Extracted records:
***
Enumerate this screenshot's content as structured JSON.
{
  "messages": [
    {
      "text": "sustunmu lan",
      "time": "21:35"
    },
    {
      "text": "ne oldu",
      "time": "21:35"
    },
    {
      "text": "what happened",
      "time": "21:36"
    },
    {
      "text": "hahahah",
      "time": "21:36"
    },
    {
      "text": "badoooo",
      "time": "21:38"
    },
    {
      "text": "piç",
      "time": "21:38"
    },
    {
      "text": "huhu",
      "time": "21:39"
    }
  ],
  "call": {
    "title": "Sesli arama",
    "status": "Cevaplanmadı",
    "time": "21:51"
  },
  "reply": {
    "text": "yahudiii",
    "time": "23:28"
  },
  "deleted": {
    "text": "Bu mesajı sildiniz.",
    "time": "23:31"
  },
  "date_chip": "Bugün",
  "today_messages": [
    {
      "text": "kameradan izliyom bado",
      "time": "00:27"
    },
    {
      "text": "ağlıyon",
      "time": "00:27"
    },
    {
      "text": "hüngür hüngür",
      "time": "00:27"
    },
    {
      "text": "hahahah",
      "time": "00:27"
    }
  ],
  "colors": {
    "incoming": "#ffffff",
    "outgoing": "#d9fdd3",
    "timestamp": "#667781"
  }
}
***
# EXERCISE BRIEF
Every entry above should be retyped exactly as shown.

# WRITTEN RESPONSE
Enumerate this screenshot's content as structured JSON.
{
  "messages": [
    {
      "text": "sustunmu lan",
      "time": "21:35"
    },
    {
      "text": "ne oldu",
      "time": "21:35"
    },
    {
      "text": "what happened",
      "time": "21:36"
    },
    {
      "text": "hahahah",
      "time": "21:36"
    },
    {
      "text": "badoooo",
      "time": "21:38"
    },
    {
      "text": "piç",
      "time": "21:38"
    },
    {
      "text": "huhu",
      "time": "21:39"
    }
  ],
  "call": {
    "title": "Sesli arama",
    "status": "Cevaplanmadı",
    "time": "21:51"
  },
  "reply": {
    "text": "yahudiii",
    "time": "23:28"
  },
  "deleted": {
    "text": "Bu mesajı sildiniz.",
    "time": "23:31"
  },
  "date_chip": "Bugün",
  "today_messages": [
    {
      "text": "kameradan izliyom bado",
      "time": "00:27"
    },
    {
      "text": "ağlıyon",
      "time": "00:27"
    },
    {
      "text": "hüngür hüngür",
      "time": "00:27"
    },
    {
      "text": "hahahah",
      "time": "00:27"
    }
  ],
  "colors": {
    "incoming": "#ffffff",
    "outgoing": "#d9fdd3",
    "timestamp": "#667781"
  }
}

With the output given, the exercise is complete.